Short problem> Your task is to copy the material exactly.

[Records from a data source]
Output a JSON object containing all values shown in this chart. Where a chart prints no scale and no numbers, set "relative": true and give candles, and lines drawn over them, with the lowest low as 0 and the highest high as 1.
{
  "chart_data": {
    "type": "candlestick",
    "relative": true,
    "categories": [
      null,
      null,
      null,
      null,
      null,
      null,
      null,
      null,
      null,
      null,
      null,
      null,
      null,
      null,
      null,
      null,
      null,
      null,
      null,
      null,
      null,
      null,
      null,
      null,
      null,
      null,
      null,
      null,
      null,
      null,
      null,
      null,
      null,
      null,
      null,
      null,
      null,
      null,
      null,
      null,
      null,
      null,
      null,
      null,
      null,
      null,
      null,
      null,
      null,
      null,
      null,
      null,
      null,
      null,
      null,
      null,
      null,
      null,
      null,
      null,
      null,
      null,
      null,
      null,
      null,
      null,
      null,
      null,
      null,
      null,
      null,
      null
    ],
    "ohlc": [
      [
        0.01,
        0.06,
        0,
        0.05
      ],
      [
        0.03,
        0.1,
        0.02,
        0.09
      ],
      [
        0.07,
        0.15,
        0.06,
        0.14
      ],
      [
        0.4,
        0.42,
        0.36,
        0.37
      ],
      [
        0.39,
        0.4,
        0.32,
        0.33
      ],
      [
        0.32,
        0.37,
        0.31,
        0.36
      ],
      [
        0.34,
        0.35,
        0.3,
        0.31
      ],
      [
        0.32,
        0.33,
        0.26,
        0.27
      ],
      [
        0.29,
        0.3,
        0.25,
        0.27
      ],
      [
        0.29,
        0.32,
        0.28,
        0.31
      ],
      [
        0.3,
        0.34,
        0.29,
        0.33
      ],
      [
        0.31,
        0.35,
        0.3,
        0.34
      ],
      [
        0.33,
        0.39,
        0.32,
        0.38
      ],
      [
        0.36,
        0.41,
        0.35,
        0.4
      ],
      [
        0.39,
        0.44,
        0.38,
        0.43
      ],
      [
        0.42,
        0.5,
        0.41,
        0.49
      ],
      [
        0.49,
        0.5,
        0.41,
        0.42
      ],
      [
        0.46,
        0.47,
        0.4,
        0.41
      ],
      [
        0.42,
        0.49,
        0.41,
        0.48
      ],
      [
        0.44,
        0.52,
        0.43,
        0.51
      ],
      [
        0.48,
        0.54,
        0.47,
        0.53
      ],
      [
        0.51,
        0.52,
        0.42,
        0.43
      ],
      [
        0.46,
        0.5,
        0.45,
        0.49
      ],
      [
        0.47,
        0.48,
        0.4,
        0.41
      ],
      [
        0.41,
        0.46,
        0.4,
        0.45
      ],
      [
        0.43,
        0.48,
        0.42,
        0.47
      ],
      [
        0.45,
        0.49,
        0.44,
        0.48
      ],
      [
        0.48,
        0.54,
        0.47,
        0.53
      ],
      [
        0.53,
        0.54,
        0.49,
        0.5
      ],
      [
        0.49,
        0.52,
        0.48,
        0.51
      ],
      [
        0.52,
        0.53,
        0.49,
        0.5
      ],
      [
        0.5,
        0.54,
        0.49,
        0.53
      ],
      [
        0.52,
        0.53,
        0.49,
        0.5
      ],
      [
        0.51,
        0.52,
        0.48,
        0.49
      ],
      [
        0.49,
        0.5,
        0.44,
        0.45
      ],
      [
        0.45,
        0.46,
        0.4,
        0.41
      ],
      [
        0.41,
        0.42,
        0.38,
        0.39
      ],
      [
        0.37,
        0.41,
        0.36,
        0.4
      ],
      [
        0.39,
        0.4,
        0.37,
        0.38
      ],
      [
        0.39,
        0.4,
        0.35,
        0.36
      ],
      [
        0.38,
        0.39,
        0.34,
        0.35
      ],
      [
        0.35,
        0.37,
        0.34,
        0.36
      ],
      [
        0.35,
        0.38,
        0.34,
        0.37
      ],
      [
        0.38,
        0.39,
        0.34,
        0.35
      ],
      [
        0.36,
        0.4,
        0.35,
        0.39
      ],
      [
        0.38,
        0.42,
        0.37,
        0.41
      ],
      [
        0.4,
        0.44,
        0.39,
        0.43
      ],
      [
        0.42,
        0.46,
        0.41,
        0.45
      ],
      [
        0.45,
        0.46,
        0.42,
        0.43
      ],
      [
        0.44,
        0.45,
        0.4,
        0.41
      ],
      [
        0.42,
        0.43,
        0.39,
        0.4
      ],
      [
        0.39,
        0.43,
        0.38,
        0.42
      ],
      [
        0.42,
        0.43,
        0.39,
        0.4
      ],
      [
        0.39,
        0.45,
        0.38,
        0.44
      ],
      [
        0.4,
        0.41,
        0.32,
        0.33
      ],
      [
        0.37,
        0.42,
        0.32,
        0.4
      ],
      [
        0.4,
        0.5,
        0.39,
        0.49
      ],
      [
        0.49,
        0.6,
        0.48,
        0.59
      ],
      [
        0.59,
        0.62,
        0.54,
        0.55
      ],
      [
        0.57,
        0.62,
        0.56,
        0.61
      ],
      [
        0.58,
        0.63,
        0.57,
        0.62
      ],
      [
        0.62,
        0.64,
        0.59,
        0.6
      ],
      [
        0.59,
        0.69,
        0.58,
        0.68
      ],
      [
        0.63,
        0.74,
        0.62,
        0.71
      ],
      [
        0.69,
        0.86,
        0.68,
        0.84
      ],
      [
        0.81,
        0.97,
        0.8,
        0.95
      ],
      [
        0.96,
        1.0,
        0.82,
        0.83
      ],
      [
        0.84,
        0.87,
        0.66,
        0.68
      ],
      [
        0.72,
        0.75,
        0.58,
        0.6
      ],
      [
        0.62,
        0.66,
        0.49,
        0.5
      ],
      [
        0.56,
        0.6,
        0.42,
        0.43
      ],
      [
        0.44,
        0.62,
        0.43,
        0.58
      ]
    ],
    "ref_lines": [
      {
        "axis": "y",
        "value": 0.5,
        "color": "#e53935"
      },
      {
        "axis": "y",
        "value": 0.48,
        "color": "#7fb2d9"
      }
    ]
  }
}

Exercise answer>
Output a JSON object containing all values shown in this chart. Where a chart prints no scale and no numbers, set "relative": true and give candles, and lines drawn over them, with the lowest low as 0 and the highest high as 1.
{
  "chart_data": {
    "type": "candlestick",
    "relative": true,
    "categories": [
      null,
      null,
      null,
      null,
      null,
      null,
      null,
      null,
      null,
      null,
      null,
      null,
      null,
      null,
      null,
      null,
      null,
      null,
      null,
      null,
      null,
      null,
      null,
      null,
      null,
      null,
      null,
      null,
      null,
      null,
      null,
      null,
      null,
      null,
      null,
      null,
      null,
      null,
      null,
      null,
      null,
      null,
      null,
      null,
      null,
      null,
      null,
      null,
      null,
      null,
      null,
      null,
      null,
      null,
      null,
      null,
      null,
      null,
      null,
      null,
      null,
      null,
      null,
      null,
      null,
      null,
      null,
      null,
      null,
      null,
      null,
      null
    ],
    "ohlc": [
      [
        0.01,
        0.06,
        0,
        0.05
      ],
      [
        0.03,
        0.1,
        0.02,
        0.09
      ],
      [
        0.07,
        0.15,
        0.06,
        0.14
      ],
      [
        0.4,
        0.42,
        0.36,
        0.37
      ],
      [
        0.39,
        0.4,
        0.32,
        0.33
      ],
      [
        0.32,
        0.37,
        0.31,
        0.36
      ],
      [
        0.34,
        0.35,
        0.3,
        0.31
      ],
      [
        0.32,
        0.33,
        0.26,
        0.27
      ],
      [
        0.29,
        0.3,
        0.25,
        0.27
      ],
      [
        0.29,
        0.32,
        0.28,
        0.31
      ],
      [
        0.3,
        0.34,
        0.29,
        0.33
      ],
      [
        0.31,
        0.35,
        0.3,
        0.34
      ],
      [
        0.33,
        0.39,
        0.32,
        0.38
      ],
      [
        0.36,
        0.41,
        0.35,
        0.4
      ],
      [
        0.39,
        0.44,
        0.38,
        0.43
      ],
      [
        0.42,
        0.5,
        0.41,
        0.49
      ],
      [
        0.49,
        0.5,
        0.41,
        0.42
      ],
      [
        0.46,
        0.47,
        0.4,
        0.41
      ],
      [
        0.42,
        0.49,
        0.41,
        0.48
      ],
      [
        0.44,
        0.52,
        0.43,
        0.51
      ],
      [
        0.48,
        0.54,
        0.47,
        0.53
      ],
      [
        0.51,
        0.52,
        0.42,
        0.43
      ],
      [
        0.46,
        0.5,
        0.45,
        0.49
      ],
      [
        0.47,
        0.48,
        0.4,
        0.41
      ],
      [
        0.41,
        0.46,
        0.4,
        0.45
      ],
      [
        0.43,
        0.48,
        0.42,
        0.47
      ],
      [
        0.45,
        0.49,
        0.44,
        0.48
      ],
      [
        0.48,
        0.54,
        0.47,
        0.53
      ],
      [
        0.53,
        0.54,
        0.49,
        0.5
      ],
      [
        0.49,
        0.52,
        0.48,
        0.51
      ],
      [
        0.52,
        0.53,
        0.49,
        0.5
      ],
      [
        0.5,
        0.54,
        0.49,
        0.53
      ],
      [
        0.52,
        0.53,
        0.49,
        0.5
      ],
      [
        0.51,
        0.52,
        0.48,
        0.49
      ],
      [
        0.49,
        0.5,
        0.44,
        0.45
      ],
      [
        0.45,
        0.46,
        0.4,
        0.41
      ],
      [
        0.41,
        0.42,
        0.38,
        0.39
      ],
      [
        0.37,
        0.41,
        0.36,
        0.4
      ],
      [
        0.39,
        0.4,
        0.37,
        0.38
      ],
      [
        0.39,
        0.4,
        0.35,
        0.36
      ],
      [
        0.38,
        0.39,
        0.34,
        0.35
      ],
      [
        0.35,
        0.37,
        0.34,
        0.36
      ],
      [
        0.35,
        0.38,
        0.34,
        0.37
      ],
      [
        0.38,
        0.39,
        0.34,
        0.35
      ],
      [
        0.36,
        0.4,
        0.35,
        0.39
      ],
      [
        0.38,
        0.42,
        0.37,
        0.41
      ],
      [
        0.4,
        0.44,
        0.39,
        0.43
      ],
      [
        0.42,
        0.46,
        0.41,
        0.45
      ],
      [
        0.45,
        0.46,
        0.42,
        0.43
      ],
      [
        0.44,
        0.45,
        0.4,
        0.41
      ],
      [
        0.42,
        0.43,
        0.39,
        0.4
      ],
      [
        0.39,
        0.43,
        0.38,
        0.42
      ],
      [
        0.42,
        0.43,
        0.39,
        0.4
      ],
      [
        0.39,
        0.45,
        0.38,
        0.44
      ],
      [
        0.4,
        0.41,
        0.32,
        0.33
      ],
      [
        0.37,
        0.42,
        0.32,
        0.4
      ],
      [
        0.4,
        0.5,
        0.39,
        0.49
      ],
      [
        0.49,
        0.6,
        0.48,
        0.59
      ],
      [
        0.59,
        0.62,
        0.54,
        0.55
      ],
      [
        0.57,
        0.62,
        0.56,
        0.61
      ],
      [
        0.58,
        0.63,
        0.57,
        0.62
      ],
      [
        0.62,
        0.64,
        0.59,
        0.6
      ],
      [
        0.59,
        0.69,
        0.58,
        0.68
      ],
      [
        0.63,
        0.74,
        0.62,
        0.71
      ],
      [
        0.69,
        0.86,
        0.68,
        0.84
      ],
      [
        0.81,
        0.97,
        0.8,
        0.95
      ],
      [
        0.96,
        1.0,
        0.82,
        0.83
      ],
      [
        0.84,
        0.87,
        0.66,
        0.68
      ],
      [
        0.72,
        0.75,
        0.58,
        0.6
      ],
      [
        0.62,
        0.66,
        0.49,
        0.5
      ],
      [
        0.56,
        0.6,
        0.42,
        0.43
      ],
      [
        0.44,
        0.62,
        0.43,
        0.58
      ]
    ],
    "ref_lines": [
      {
        "axis": "y",
        "value": 0.5,
        "color": "#e53935"
      },
      {
        "axis": "y",
        "value": 0.48,
        "color": "#7fb2d9"
      }
    ]
  }
}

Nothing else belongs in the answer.